=== RECORDS PROVIDED ===
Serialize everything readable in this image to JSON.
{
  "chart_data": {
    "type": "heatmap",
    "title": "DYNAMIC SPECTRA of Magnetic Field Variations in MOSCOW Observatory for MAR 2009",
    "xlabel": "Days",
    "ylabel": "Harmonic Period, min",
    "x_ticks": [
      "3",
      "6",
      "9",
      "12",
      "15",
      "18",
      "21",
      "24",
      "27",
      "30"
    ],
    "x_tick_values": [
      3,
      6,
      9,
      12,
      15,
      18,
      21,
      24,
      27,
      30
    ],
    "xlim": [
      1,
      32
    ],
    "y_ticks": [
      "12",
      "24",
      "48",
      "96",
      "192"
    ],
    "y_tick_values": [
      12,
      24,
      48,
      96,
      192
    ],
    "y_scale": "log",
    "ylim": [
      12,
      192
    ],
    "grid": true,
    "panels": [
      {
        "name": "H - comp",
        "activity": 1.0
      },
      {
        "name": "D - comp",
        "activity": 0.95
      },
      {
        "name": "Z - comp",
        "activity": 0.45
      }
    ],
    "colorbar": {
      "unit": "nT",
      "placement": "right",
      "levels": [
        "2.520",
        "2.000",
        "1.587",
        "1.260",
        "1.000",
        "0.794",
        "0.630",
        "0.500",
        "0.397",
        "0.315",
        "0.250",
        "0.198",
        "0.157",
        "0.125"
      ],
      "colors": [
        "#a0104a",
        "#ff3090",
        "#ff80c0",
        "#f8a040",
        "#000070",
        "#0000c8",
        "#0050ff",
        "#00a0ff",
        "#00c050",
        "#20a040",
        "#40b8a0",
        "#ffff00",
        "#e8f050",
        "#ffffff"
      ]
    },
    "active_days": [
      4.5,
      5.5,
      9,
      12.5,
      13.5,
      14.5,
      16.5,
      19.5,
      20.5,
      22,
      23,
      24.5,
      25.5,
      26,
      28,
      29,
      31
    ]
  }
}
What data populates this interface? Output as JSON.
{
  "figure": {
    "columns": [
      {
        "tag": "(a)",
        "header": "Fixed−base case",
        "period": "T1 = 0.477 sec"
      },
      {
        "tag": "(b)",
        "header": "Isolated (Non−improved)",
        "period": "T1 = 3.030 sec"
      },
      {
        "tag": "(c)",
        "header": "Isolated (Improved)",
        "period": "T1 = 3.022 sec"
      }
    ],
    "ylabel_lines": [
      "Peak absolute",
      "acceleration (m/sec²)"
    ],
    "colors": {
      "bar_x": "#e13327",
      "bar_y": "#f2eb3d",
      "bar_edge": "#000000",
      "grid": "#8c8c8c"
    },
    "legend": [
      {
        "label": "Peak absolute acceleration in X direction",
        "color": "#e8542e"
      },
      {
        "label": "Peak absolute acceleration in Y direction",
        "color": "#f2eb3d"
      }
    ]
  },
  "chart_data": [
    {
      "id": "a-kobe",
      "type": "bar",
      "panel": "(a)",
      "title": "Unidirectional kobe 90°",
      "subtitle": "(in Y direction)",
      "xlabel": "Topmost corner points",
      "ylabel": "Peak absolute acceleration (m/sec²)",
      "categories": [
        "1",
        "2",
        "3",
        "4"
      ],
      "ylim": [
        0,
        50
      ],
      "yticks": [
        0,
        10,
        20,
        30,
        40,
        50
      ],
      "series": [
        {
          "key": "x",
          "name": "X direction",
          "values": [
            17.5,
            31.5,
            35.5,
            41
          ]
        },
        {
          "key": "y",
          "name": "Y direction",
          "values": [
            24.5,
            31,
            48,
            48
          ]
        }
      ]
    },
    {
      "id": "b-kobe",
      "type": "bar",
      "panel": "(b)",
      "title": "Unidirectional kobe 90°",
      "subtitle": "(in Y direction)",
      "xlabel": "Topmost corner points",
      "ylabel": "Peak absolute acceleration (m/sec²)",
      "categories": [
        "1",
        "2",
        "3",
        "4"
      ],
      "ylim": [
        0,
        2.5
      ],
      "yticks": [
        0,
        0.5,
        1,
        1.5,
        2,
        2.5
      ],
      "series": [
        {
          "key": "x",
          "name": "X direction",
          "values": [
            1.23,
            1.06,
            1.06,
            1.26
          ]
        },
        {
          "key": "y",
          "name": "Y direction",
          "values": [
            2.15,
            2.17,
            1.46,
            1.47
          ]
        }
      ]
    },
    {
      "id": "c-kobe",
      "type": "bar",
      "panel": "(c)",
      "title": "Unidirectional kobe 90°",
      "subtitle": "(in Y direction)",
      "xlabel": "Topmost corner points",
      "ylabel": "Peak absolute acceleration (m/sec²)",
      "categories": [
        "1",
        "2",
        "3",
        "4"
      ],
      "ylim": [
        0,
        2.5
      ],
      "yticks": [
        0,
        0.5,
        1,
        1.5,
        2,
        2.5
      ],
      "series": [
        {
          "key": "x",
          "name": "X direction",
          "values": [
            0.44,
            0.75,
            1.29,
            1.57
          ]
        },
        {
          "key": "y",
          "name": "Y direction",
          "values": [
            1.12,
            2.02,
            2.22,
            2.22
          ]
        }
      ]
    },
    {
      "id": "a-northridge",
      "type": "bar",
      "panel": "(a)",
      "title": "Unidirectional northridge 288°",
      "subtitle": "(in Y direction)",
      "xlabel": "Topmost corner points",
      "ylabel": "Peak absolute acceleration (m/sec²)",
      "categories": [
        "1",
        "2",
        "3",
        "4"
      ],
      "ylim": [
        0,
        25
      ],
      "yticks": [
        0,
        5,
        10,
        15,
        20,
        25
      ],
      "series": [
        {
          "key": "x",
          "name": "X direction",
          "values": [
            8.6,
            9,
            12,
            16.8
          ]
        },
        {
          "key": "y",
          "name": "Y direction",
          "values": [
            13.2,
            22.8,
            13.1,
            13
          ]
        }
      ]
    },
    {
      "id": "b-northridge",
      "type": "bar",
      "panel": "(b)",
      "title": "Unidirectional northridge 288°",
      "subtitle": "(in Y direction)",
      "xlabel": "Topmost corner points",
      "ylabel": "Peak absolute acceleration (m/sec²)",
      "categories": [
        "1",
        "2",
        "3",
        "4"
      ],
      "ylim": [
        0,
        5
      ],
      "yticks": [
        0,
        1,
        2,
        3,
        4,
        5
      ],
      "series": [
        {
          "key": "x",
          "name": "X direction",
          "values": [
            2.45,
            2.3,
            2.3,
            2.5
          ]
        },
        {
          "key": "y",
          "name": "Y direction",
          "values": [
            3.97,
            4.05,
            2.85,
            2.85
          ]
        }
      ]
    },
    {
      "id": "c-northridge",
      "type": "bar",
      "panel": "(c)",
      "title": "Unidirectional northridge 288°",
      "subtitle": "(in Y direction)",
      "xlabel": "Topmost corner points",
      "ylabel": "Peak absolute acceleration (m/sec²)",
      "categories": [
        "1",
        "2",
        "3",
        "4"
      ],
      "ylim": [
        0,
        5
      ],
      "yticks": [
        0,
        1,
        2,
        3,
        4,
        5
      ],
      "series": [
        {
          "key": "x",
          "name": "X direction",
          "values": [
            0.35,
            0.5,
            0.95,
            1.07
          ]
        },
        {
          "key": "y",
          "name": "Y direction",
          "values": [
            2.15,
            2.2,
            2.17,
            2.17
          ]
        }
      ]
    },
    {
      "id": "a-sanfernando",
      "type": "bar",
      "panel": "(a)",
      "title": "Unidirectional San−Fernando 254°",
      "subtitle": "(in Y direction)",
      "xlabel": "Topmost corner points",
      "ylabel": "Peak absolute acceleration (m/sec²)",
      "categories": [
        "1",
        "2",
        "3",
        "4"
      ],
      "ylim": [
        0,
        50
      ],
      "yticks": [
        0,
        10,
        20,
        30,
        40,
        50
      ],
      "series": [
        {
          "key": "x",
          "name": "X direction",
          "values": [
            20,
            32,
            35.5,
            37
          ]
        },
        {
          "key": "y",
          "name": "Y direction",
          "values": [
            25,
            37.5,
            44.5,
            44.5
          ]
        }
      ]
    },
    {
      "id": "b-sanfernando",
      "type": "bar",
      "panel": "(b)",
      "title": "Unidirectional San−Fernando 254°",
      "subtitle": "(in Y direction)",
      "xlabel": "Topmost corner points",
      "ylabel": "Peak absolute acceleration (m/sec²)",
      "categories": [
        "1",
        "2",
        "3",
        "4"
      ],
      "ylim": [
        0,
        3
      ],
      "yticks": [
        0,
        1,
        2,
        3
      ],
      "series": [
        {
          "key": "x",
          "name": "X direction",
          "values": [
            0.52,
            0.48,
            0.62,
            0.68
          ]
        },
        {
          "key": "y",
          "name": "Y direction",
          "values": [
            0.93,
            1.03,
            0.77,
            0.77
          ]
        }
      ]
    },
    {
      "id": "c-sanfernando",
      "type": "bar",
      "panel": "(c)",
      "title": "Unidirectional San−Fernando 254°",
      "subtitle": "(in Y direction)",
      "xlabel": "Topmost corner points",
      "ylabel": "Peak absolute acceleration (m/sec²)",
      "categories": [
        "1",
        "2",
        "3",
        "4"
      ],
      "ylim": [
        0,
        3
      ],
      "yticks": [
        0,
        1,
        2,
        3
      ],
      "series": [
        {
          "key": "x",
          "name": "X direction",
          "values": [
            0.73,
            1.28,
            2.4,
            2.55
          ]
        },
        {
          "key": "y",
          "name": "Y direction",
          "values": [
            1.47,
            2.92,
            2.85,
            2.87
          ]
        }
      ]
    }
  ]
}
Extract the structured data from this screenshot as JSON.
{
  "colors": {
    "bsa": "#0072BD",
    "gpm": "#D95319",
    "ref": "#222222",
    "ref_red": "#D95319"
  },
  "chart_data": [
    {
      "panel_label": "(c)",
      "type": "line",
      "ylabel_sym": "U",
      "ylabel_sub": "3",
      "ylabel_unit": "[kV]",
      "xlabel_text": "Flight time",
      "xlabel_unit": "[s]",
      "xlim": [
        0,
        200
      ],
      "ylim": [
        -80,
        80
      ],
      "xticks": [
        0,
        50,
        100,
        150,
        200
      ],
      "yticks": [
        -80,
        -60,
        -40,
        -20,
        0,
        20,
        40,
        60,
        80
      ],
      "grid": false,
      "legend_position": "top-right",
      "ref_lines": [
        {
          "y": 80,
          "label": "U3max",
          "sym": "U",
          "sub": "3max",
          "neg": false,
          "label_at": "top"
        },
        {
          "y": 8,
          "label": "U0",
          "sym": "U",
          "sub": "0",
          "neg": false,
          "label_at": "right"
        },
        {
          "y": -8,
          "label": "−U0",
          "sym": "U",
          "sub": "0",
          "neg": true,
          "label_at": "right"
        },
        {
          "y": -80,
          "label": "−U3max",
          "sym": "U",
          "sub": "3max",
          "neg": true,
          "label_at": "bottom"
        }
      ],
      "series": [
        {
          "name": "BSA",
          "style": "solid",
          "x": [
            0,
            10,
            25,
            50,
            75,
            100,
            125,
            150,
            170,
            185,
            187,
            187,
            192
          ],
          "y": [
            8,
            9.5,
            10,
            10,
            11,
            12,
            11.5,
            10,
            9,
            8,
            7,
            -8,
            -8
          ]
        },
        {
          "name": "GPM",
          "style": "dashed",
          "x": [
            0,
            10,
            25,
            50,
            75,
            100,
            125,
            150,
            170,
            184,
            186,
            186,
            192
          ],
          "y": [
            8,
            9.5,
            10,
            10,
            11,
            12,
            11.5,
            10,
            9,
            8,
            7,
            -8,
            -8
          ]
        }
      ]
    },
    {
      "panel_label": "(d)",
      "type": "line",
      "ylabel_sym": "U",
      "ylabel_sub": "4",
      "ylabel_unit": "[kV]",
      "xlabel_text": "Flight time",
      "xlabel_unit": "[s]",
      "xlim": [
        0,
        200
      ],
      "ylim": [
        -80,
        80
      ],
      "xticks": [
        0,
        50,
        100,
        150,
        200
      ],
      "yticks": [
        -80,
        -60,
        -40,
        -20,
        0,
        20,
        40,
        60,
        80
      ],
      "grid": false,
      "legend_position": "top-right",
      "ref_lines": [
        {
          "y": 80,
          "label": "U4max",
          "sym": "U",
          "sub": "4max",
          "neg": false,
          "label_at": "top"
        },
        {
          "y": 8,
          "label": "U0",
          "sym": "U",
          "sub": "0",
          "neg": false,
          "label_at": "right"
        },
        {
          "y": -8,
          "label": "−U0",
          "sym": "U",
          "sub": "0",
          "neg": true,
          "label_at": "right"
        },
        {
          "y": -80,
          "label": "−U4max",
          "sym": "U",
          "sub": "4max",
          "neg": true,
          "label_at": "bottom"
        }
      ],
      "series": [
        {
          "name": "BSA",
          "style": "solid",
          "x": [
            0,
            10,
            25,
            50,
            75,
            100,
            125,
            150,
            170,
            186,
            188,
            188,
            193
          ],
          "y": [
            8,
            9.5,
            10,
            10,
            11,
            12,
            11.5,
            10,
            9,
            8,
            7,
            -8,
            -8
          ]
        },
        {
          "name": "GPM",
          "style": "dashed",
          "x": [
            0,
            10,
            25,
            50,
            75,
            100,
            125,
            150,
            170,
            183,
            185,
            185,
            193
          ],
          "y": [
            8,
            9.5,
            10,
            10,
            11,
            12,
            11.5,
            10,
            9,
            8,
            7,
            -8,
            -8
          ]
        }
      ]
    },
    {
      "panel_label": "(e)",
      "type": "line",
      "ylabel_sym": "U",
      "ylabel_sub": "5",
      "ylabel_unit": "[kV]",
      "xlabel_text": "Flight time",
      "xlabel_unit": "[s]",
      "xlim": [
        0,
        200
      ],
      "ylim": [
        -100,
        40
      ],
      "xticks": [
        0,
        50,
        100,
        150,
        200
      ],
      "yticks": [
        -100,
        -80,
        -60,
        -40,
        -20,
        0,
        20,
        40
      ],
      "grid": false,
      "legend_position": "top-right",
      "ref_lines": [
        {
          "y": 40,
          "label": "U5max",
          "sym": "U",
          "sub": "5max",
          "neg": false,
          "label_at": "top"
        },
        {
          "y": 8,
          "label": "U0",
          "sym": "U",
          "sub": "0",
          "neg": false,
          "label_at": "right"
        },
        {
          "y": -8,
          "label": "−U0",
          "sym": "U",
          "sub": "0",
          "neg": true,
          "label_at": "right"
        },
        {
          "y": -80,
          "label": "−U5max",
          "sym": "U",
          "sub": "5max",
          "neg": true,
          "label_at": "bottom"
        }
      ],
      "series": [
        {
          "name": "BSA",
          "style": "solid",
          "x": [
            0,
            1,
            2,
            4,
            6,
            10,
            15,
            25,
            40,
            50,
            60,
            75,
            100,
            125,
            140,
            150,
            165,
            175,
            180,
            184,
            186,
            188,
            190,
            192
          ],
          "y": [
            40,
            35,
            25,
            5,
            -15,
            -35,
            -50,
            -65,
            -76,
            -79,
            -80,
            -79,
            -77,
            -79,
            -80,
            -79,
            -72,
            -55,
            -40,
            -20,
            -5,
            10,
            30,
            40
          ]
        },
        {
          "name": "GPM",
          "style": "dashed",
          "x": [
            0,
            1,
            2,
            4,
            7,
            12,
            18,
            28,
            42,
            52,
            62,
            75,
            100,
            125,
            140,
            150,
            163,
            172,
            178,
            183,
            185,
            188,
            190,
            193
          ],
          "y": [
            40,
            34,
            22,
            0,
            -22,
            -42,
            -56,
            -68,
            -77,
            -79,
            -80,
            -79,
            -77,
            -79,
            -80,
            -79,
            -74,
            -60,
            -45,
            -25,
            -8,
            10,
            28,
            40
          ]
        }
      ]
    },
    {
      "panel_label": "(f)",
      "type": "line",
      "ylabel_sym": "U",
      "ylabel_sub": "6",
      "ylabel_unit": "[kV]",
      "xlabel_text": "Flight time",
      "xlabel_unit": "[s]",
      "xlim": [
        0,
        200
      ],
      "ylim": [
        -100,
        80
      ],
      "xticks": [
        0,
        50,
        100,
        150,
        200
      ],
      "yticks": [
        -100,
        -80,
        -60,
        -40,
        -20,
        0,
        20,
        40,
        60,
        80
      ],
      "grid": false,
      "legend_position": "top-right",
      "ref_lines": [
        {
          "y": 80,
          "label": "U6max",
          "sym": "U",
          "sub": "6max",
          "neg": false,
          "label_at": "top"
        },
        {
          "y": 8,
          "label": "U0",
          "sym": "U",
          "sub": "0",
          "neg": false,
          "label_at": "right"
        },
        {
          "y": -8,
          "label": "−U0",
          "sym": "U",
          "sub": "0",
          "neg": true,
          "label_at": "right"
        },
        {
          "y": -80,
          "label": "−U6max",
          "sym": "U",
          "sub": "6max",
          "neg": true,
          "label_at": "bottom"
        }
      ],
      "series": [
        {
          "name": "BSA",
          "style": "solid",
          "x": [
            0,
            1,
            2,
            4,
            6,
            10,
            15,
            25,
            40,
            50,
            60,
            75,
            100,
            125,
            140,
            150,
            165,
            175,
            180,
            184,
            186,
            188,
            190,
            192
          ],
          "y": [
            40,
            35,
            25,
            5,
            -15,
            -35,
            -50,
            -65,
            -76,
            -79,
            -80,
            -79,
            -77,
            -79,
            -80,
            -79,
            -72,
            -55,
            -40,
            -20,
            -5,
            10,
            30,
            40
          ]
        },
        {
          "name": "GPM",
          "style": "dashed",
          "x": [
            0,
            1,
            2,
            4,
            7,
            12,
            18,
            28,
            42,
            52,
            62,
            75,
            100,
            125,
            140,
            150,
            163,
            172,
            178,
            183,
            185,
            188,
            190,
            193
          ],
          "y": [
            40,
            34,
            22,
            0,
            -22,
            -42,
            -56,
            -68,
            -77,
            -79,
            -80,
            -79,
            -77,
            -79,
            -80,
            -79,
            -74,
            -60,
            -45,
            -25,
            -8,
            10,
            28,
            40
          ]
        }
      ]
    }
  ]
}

=== EXERCISE DETAILS ===
Show every line from the entries above in which "sanfernando" appears.

=== EXERCISE ANSWER ===
      "id": "a-sanfernando",
      "id": "b-sanfernando",
      "id": "c-sanfernando",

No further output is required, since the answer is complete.